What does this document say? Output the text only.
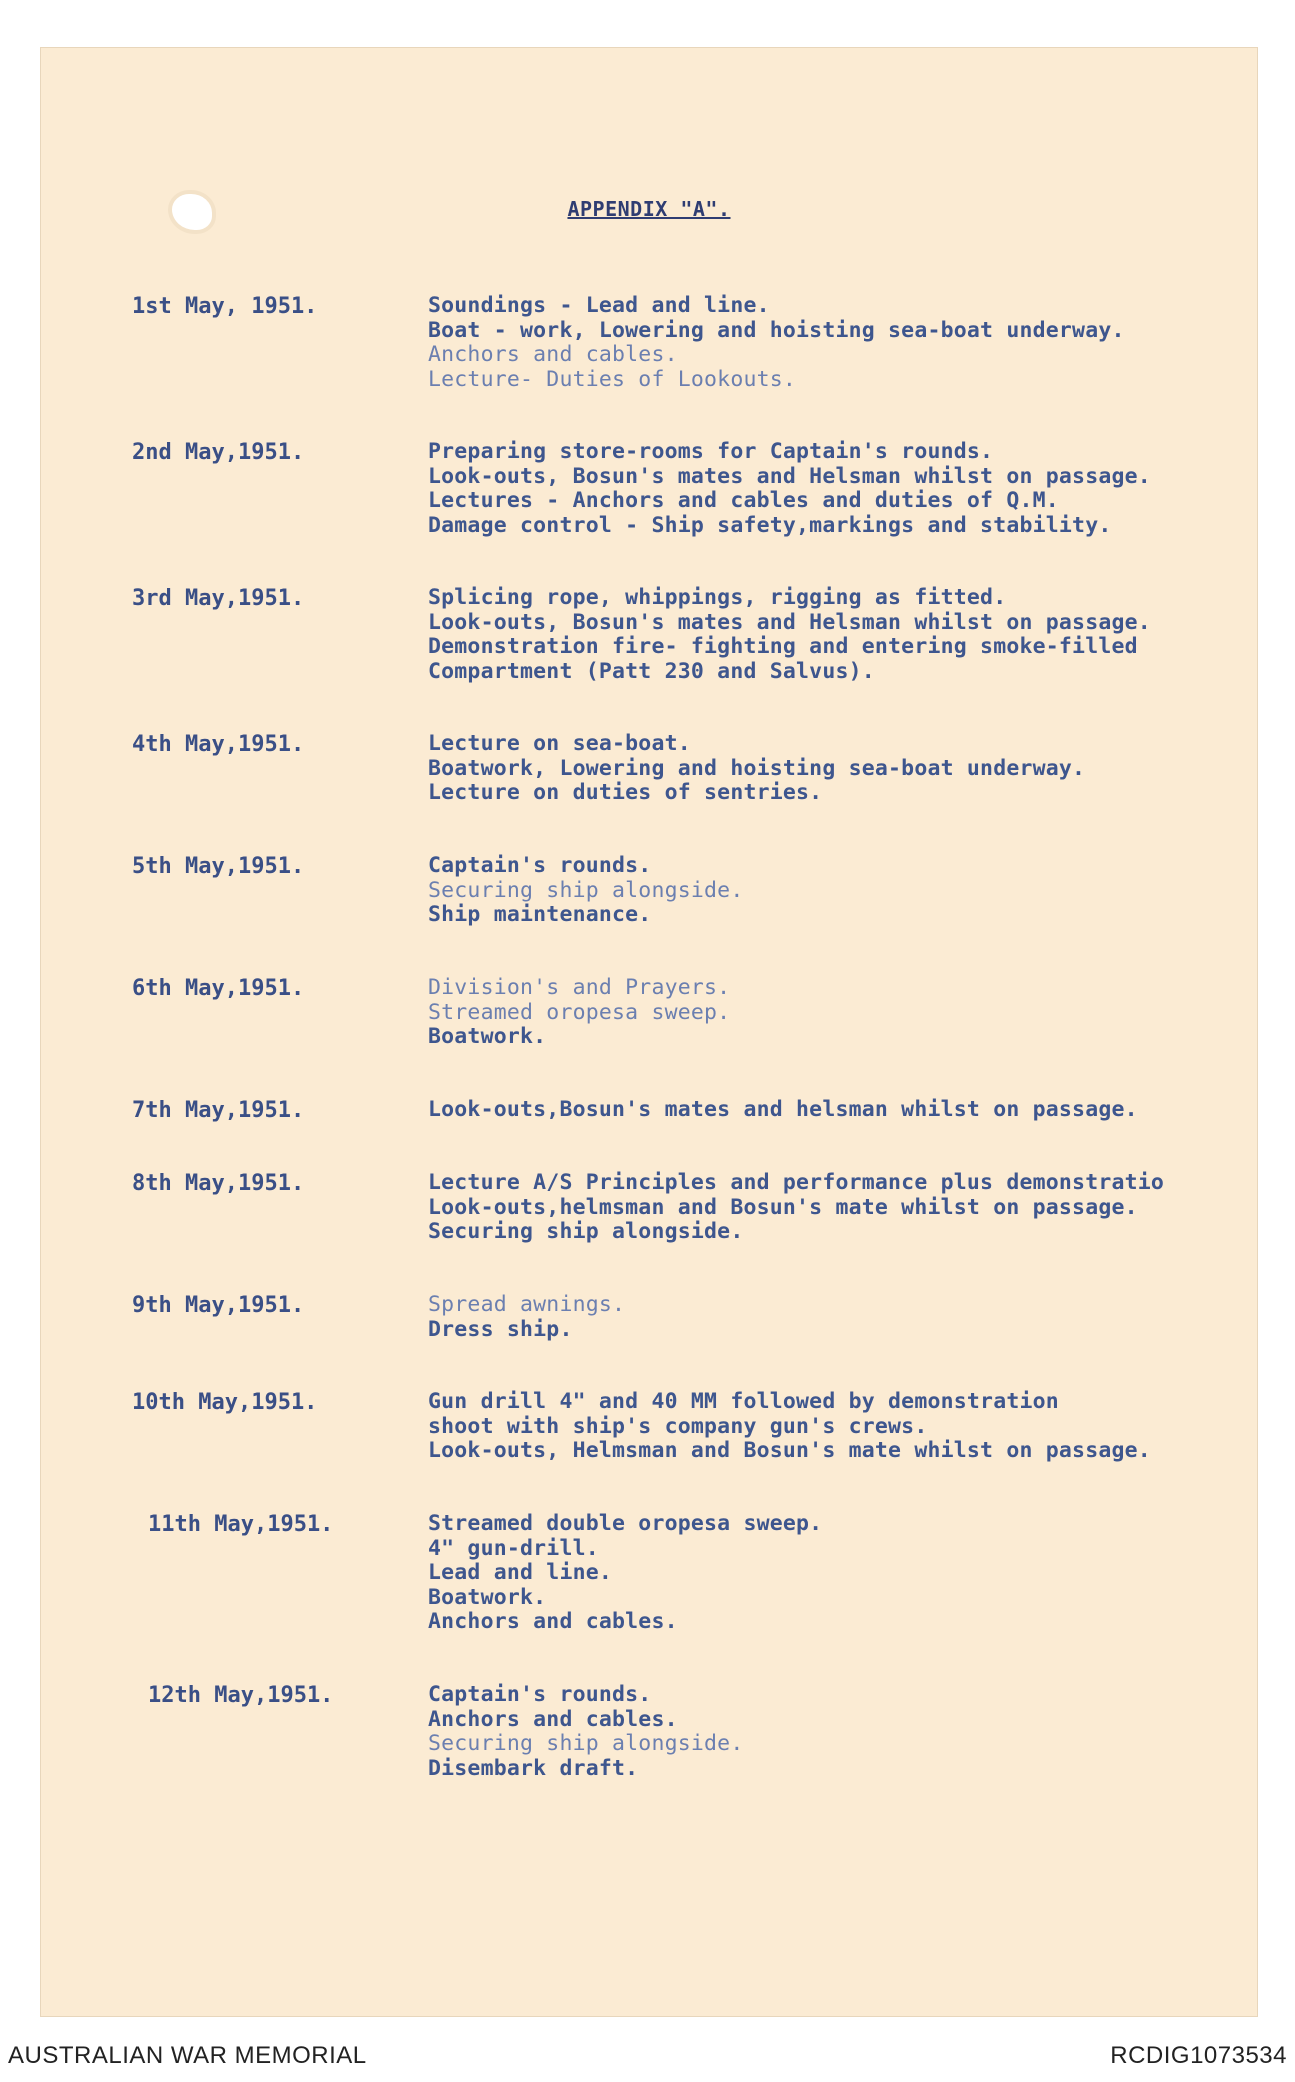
APPENDIX "A".
1st May, 1951.	Soundings - Lead and line.
Boat - work, Lowering and hoisting sea-boat underway.
Anchors and cables.
Lecture- Duties of Lookouts.
2nd May,1951.	Preparing store-rooms for Captain's rounds.
Look-outs, Bosun's mates and Helsman whilst on passage.
Lectures - Anchors and cables and duties of Q.M.
Damage control - Ship safety,markings and stability.
3rd May,1951.	Splicing rope, whippings, rigging as fitted.
Look-outs, Bosun's mates and Helsman whilst on passage.
Demonstration fire- fighting and entering smoke-filled
Compartment (Patt 230 and Salvus).
4th May,1951.	Lecture on sea-boat.
Boatwork, Lowering and hoisting sea-boat underway.
Lecture on duties of sentries.
5th May,1951.	Captain's rounds.
Securing ship alongside.
Ship maintenance.
6th May,1951.	Division's and Prayers.
Streamed oropesa sweep.
Boatwork.
7th May,1951.	Look-outs,Bosun's mates and helsman whilst on passage.
8th May,1951.	Lecture A/S Principles and performance plus demonstratio
Look-outs,helmsman and Bosun's mate whilst on passage.
Securing ship alongside.
9th May,1951.	Spread awnings.
Dress ship.
10th May,1951.	Gun drill 4" and 40 MM followed by demonstration
shoot with ship's company gun's crews.
Look-outs, Helmsman and Bosun's mate whilst on passage.
11th May,1951.	Streamed double oropesa sweep.
4" gun-drill.
Lead and line.
Boatwork.
Anchors and cables.
12th May,1951.	Captain's rounds.
Anchors and cables.
Securing ship alongside.
Disembark draft.
AUSTRALIAN WAR MEMORIAL	RCDIG1073534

**Task:** Your task is to return the entries above exactly, with no pictures.

**Exercise solution:**
What does this document say? Output the text only.
APPENDIX "A".
1st May, 1951.	Soundings - Lead and line.
Boat - work, Lowering and hoisting sea-boat underway.
Anchors and cables.
Lecture- Duties of Lookouts.
2nd May,1951.	Preparing store-rooms for Captain's rounds.
Look-outs, Bosun's mates and Helsman whilst on passage.
Lectures - Anchors and cables and duties of Q.M.
Damage control - Ship safety,markings and stability.
3rd May,1951.	Splicing rope, whippings, rigging as fitted.
Look-outs, Bosun's mates and Helsman whilst on passage.
Demonstration fire- fighting and entering smoke-filled
Compartment (Patt 230 and Salvus).
4th May,1951.	Lecture on sea-boat.
Boatwork, Lowering and hoisting sea-boat underway.
Lecture on duties of sentries.
5th May,1951.	Captain's rounds.
Securing ship alongside.
Ship maintenance.
6th May,1951.	Division's and Prayers.
Streamed oropesa sweep.
Boatwork.
7th May,1951.	Look-outs,Bosun's mates and helsman whilst on passage.
8th May,1951.	Lecture A/S Principles and performance plus demonstratio
Look-outs,helmsman and Bosun's mate whilst on passage.
Securing ship alongside.
9th May,1951.	Spread awnings.
Dress ship.
10th May,1951.	Gun drill 4" and 40 MM followed by demonstration
shoot with ship's company gun's crews.
Look-outs, Helmsman and Bosun's mate whilst on passage.
11th May,1951.	Streamed double oropesa sweep.
4" gun-drill.
Lead and line.
Boatwork.
Anchors and cables.
12th May,1951.	Captain's rounds.
Anchors and cables.
Securing ship alongside.
Disembark draft.
AUSTRALIAN WAR MEMORIAL	RCDIG1073534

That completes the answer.